Job:
Please copy out all of the entries below verbatim, every line reproduced character for character.

Page element annotations

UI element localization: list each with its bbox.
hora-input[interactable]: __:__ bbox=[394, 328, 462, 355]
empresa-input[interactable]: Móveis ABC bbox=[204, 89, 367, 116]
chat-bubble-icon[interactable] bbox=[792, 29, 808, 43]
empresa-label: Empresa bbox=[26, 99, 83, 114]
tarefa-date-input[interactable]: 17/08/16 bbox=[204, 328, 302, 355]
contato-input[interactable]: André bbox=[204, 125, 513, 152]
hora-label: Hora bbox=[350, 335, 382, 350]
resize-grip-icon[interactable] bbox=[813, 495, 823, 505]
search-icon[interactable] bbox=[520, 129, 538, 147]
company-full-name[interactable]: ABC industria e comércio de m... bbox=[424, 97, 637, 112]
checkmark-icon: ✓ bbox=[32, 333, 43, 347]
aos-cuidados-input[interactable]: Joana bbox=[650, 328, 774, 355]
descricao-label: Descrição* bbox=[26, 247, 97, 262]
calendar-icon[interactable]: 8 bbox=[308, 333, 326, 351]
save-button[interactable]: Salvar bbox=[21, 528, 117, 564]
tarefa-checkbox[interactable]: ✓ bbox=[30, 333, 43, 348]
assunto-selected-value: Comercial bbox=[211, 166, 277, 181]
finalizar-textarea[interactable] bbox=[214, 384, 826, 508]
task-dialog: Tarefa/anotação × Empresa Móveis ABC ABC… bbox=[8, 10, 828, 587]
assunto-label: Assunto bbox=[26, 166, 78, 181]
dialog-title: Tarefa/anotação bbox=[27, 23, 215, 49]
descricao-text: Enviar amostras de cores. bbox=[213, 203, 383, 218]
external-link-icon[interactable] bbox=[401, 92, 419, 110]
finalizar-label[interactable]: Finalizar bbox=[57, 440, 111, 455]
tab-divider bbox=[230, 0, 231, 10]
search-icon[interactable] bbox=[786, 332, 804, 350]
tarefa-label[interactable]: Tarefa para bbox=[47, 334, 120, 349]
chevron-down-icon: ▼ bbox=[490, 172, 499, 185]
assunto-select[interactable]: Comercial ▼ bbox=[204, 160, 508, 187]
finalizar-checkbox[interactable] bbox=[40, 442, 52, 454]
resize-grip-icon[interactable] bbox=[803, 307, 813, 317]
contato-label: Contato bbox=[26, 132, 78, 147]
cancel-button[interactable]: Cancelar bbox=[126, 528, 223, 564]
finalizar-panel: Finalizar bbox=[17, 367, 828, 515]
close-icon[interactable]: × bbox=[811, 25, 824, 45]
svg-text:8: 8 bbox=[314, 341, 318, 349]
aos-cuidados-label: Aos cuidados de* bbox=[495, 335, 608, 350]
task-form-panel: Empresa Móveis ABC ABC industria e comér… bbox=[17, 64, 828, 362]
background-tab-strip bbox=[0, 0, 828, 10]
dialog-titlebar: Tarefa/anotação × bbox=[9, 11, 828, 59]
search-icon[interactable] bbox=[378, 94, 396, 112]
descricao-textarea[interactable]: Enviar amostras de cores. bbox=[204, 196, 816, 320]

Output for this exercise:
UI element localization: list each with its bbox.
hora-input[interactable]: __:__ bbox=[394, 328, 462, 355]
empresa-input[interactable]: Móveis ABC bbox=[204, 89, 367, 116]
chat-bubble-icon[interactable] bbox=[792, 29, 808, 43]
empresa-label: Empresa bbox=[26, 99, 83, 114]
tarefa-date-input[interactable]: 17/08/16 bbox=[204, 328, 302, 355]
contato-input[interactable]: André bbox=[204, 125, 513, 152]
hora-label: Hora bbox=[350, 335, 382, 350]
resize-grip-icon[interactable] bbox=[813, 495, 823, 505]
search-icon[interactable] bbox=[520, 129, 538, 147]
company-full-name[interactable]: ABC industria e comércio de m... bbox=[424, 97, 637, 112]
checkmark-icon: ✓ bbox=[32, 333, 43, 347]
aos-cuidados-input[interactable]: Joana bbox=[650, 328, 774, 355]
descricao-label: Descrição* bbox=[26, 247, 97, 262]
calendar-icon[interactable]: 8 bbox=[308, 333, 326, 351]
save-button[interactable]: Salvar bbox=[21, 528, 117, 564]
tarefa-checkbox[interactable]: ✓ bbox=[30, 333, 43, 348]
assunto-selected-value: Comercial bbox=[211, 166, 277, 181]
finalizar-textarea[interactable] bbox=[214, 384, 826, 508]
task-dialog: Tarefa/anotação × Empresa Móveis ABC ABC… bbox=[8, 10, 828, 587]
assunto-label: Assunto bbox=[26, 166, 78, 181]
dialog-title: Tarefa/anotação bbox=[27, 23, 215, 49]
descricao-text: Enviar amostras de cores. bbox=[213, 203, 383, 218]
external-link-icon[interactable] bbox=[401, 92, 419, 110]
finalizar-label[interactable]: Finalizar bbox=[57, 440, 111, 455]
tab-divider bbox=[230, 0, 231, 10]
search-icon[interactable] bbox=[786, 332, 804, 350]
tarefa-label[interactable]: Tarefa para bbox=[47, 334, 120, 349]
chevron-down-icon: ▼ bbox=[490, 172, 499, 185]
assunto-select[interactable]: Comercial ▼ bbox=[204, 160, 508, 187]
finalizar-checkbox[interactable] bbox=[40, 442, 52, 454]
resize-grip-icon[interactable] bbox=[803, 307, 813, 317]
contato-label: Contato bbox=[26, 132, 78, 147]
cancel-button[interactable]: Cancelar bbox=[126, 528, 223, 564]
finalizar-panel: Finalizar bbox=[17, 367, 828, 515]
close-icon[interactable]: × bbox=[811, 25, 824, 45]
svg-text:8: 8 bbox=[314, 341, 318, 349]
aos-cuidados-label: Aos cuidados de* bbox=[495, 335, 608, 350]
task-form-panel: Empresa Móveis ABC ABC industria e comér… bbox=[17, 64, 828, 362]
background-tab-strip bbox=[0, 0, 828, 10]
dialog-titlebar: Tarefa/anotação × bbox=[9, 11, 828, 59]
search-icon[interactable] bbox=[378, 94, 396, 112]
descricao-textarea[interactable]: Enviar amostras de cores. bbox=[204, 196, 816, 320]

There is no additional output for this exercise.